Find the lines holding "loop" and copy them.
=== Input for this task ===
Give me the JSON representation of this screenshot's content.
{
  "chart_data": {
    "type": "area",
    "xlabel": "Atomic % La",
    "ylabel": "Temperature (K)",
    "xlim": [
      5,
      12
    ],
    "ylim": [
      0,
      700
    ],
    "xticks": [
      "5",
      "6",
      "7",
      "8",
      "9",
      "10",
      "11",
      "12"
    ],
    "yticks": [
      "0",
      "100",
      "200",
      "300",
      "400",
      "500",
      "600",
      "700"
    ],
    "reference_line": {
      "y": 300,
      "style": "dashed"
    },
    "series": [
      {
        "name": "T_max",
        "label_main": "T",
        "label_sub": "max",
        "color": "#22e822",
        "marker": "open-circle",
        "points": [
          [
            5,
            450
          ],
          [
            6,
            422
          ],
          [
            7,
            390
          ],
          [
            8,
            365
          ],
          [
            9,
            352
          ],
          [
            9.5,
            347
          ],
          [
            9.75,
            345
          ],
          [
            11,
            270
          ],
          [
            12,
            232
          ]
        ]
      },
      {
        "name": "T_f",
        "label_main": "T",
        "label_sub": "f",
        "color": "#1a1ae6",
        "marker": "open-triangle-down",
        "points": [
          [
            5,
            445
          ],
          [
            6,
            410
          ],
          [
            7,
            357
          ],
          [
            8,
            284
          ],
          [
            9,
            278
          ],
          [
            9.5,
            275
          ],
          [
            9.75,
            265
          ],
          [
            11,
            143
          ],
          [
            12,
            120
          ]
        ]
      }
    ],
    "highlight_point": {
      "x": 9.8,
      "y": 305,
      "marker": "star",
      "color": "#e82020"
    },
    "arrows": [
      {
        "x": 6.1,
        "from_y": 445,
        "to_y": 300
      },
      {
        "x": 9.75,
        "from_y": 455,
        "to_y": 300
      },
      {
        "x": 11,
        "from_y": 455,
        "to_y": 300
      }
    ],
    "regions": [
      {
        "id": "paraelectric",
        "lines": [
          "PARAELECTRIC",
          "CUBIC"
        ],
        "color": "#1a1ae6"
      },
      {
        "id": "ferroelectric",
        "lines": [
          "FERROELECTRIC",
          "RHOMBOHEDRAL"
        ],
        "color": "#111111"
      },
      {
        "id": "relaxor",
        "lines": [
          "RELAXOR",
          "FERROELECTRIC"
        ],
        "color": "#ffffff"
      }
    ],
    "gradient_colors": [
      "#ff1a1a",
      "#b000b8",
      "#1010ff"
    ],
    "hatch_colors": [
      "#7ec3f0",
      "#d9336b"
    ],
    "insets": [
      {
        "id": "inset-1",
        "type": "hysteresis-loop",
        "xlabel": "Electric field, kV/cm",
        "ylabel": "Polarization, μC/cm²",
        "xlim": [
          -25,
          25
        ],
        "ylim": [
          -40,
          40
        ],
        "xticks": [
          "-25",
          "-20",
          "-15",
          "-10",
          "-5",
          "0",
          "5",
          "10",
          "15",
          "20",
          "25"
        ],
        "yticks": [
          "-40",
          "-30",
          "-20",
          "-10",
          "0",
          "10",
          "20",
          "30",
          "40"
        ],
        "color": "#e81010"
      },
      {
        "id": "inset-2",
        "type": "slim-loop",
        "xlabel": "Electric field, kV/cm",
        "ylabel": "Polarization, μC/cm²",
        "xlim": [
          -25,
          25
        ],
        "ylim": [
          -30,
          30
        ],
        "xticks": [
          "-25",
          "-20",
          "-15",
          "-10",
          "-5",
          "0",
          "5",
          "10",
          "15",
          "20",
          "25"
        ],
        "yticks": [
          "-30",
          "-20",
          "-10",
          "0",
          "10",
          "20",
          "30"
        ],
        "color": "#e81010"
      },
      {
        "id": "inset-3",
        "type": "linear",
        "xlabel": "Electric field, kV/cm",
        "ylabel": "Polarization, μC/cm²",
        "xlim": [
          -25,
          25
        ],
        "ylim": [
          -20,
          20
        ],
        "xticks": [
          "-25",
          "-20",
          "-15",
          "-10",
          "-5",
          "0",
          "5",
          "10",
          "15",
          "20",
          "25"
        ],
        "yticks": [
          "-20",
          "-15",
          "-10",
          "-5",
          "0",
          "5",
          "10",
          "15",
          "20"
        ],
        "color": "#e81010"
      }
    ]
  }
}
===
Correct output
        "type": "hysteresis-loop",
        "type": "slim-loop",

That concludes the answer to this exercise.